- Given task: Look through the listing and locate every line containing the word "OTHER"; copy those lines.
_ _ _ _ _
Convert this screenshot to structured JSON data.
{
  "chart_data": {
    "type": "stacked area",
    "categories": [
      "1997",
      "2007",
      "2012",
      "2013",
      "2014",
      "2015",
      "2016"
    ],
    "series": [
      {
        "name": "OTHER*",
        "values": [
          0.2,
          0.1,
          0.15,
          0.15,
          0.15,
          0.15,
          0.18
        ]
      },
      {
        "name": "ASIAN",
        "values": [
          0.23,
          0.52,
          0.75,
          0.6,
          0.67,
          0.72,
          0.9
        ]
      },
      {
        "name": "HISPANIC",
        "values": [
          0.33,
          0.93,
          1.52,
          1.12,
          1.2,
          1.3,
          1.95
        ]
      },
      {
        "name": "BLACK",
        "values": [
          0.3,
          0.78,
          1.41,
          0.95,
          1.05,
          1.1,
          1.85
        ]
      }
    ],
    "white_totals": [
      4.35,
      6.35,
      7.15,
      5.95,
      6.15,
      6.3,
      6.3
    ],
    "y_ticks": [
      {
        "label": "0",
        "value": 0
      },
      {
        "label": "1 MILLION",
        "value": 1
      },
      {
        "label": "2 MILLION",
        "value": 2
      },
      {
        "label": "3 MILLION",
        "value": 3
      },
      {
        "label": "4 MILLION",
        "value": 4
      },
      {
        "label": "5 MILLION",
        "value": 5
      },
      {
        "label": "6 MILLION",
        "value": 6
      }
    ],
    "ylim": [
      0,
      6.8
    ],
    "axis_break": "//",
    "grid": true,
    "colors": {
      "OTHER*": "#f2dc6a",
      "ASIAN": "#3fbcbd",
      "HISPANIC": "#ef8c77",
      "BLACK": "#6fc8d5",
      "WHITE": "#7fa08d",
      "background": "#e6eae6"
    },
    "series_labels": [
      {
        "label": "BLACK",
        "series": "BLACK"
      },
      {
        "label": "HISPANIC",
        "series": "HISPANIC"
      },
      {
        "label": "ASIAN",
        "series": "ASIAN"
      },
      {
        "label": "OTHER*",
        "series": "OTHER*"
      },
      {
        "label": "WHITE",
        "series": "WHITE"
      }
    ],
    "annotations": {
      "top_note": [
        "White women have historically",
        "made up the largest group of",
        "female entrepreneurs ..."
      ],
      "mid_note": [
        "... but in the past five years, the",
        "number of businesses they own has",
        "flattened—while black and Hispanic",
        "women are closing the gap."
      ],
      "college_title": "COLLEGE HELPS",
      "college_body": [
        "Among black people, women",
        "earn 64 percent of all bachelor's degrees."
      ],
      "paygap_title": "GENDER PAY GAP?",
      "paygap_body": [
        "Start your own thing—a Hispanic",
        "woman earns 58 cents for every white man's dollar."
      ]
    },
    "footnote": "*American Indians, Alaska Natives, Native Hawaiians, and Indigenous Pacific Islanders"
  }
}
_ _ _ _ _
- Exercise response:
        "name": "OTHER*",
      "OTHER*": "#f2dc6a",
        "label": "OTHER*",
        "series": "OTHER*"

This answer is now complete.